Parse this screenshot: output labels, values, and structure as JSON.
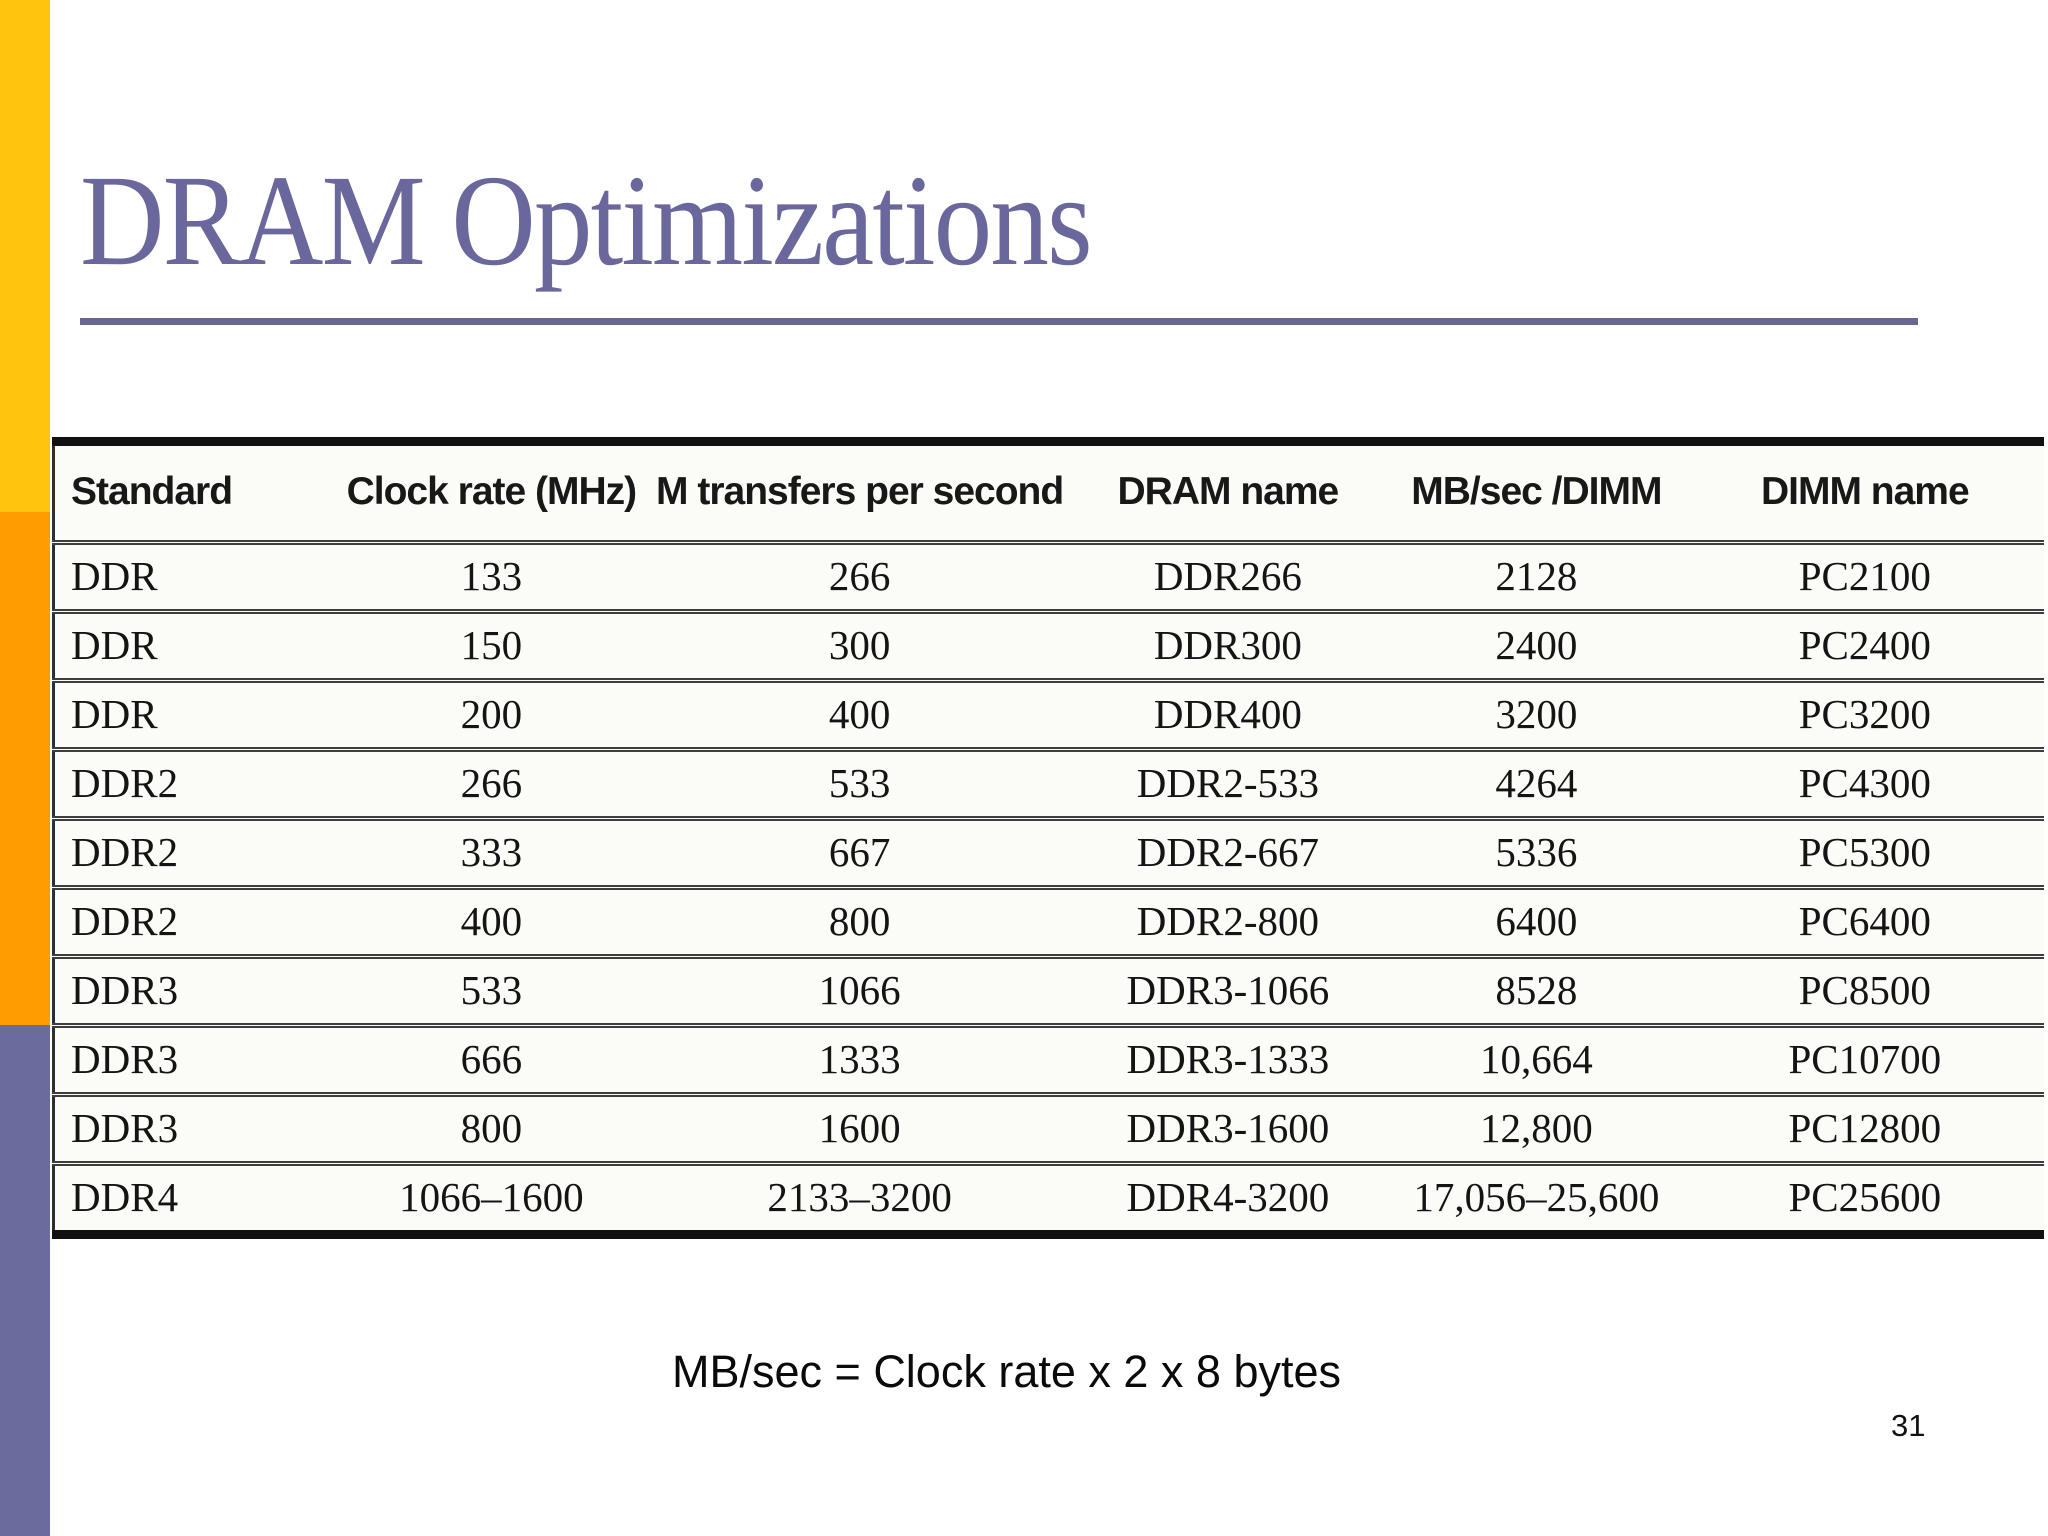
{
  "slide": {
    "title": "DRAM Optimizations",
    "formula": "MB/sec = Clock rate x 2 x 8 bytes",
    "page_number": "31"
  },
  "table": {
    "headers": [
      "Standard",
      "Clock rate (MHz)",
      "M transfers per second",
      "DRAM name",
      "MB/sec /DIMM",
      "DIMM name"
    ],
    "rows": [
      [
        "DDR",
        "133",
        "266",
        "DDR266",
        "2128",
        "PC2100"
      ],
      [
        "DDR",
        "150",
        "300",
        "DDR300",
        "2400",
        "PC2400"
      ],
      [
        "DDR",
        "200",
        "400",
        "DDR400",
        "3200",
        "PC3200"
      ],
      [
        "DDR2",
        "266",
        "533",
        "DDR2-533",
        "4264",
        "PC4300"
      ],
      [
        "DDR2",
        "333",
        "667",
        "DDR2-667",
        "5336",
        "PC5300"
      ],
      [
        "DDR2",
        "400",
        "800",
        "DDR2-800",
        "6400",
        "PC6400"
      ],
      [
        "DDR3",
        "533",
        "1066",
        "DDR3-1066",
        "8528",
        "PC8500"
      ],
      [
        "DDR3",
        "666",
        "1333",
        "DDR3-1333",
        "10,664",
        "PC10700"
      ],
      [
        "DDR3",
        "800",
        "1600",
        "DDR3-1600",
        "12,800",
        "PC12800"
      ],
      [
        "DDR4",
        "1066–1600",
        "2133–3200",
        "DDR4-3200",
        "17,056–25,600",
        "PC25600"
      ]
    ]
  },
  "colors": {
    "sidebar_gold": "#ffc40d",
    "sidebar_orange": "#ff9d00",
    "sidebar_purple": "#6b6b9d",
    "title_text": "#6a679d",
    "title_rule": "#6a6694",
    "table_border": "#101010"
  }
}
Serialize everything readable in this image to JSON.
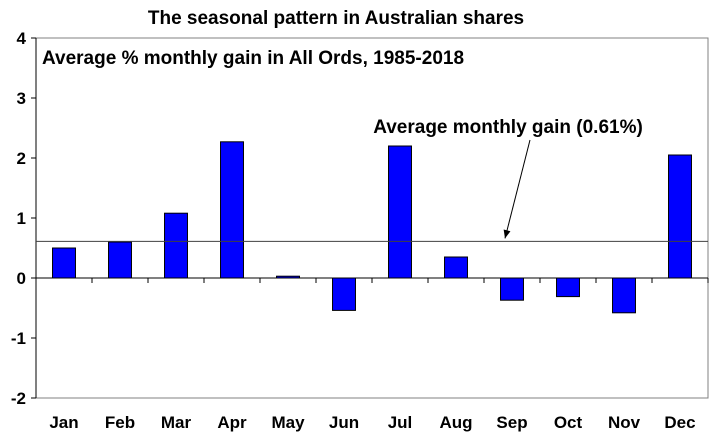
{
  "chart_data": {
    "type": "bar",
    "title": "The seasonal pattern in Australian shares",
    "subtitle": "Average % monthly gain in All Ords, 1985-2018",
    "xlabel": "",
    "ylabel": "",
    "categories": [
      "Jan",
      "Feb",
      "Mar",
      "Apr",
      "May",
      "Jun",
      "Jul",
      "Aug",
      "Sep",
      "Oct",
      "Nov",
      "Dec"
    ],
    "series": [
      {
        "values": [
          0.5,
          0.6,
          1.08,
          2.27,
          0.03,
          -0.54,
          2.2,
          0.35,
          -0.37,
          -0.31,
          -0.58,
          2.05
        ]
      }
    ],
    "ylim": [
      -2,
      4
    ],
    "yticks": [
      "-2",
      "-1",
      "0",
      "1",
      "2",
      "3",
      "4"
    ],
    "grid": false,
    "legend": "none",
    "bar_color": "#0000ff",
    "reference_line": {
      "value": 0.61,
      "label": "Average monthly gain (0.61%)"
    }
  }
}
◆ ◆ ◆ ◆
> [Written request]: In the records above, find the line containing "Serialize everything readable", then please restate it and each line after it word for word, pictures excluded.

> [Exercise answer]:
Serialize everything readable in this image to JSON.
{
  "chart_data": {
    "type": "bar",
    "title": "The seasonal pattern in Australian shares",
    "subtitle": "Average % monthly gain in All Ords, 1985-2018",
    "xlabel": "",
    "ylabel": "",
    "categories": [
      "Jan",
      "Feb",
      "Mar",
      "Apr",
      "May",
      "Jun",
      "Jul",
      "Aug",
      "Sep",
      "Oct",
      "Nov",
      "Dec"
    ],
    "series": [
      {
        "values": [
          0.5,
          0.6,
          1.08,
          2.27,
          0.03,
          -0.54,
          2.2,
          0.35,
          -0.37,
          -0.31,
          -0.58,
          2.05
        ]
      }
    ],
    "ylim": [
      -2,
      4
    ],
    "yticks": [
      "-2",
      "-1",
      "0",
      "1",
      "2",
      "3",
      "4"
    ],
    "grid": false,
    "legend": "none",
    "bar_color": "#0000ff",
    "reference_line": {
      "value": 0.61,
      "label": "Average monthly gain (0.61%)"
    }
  }
}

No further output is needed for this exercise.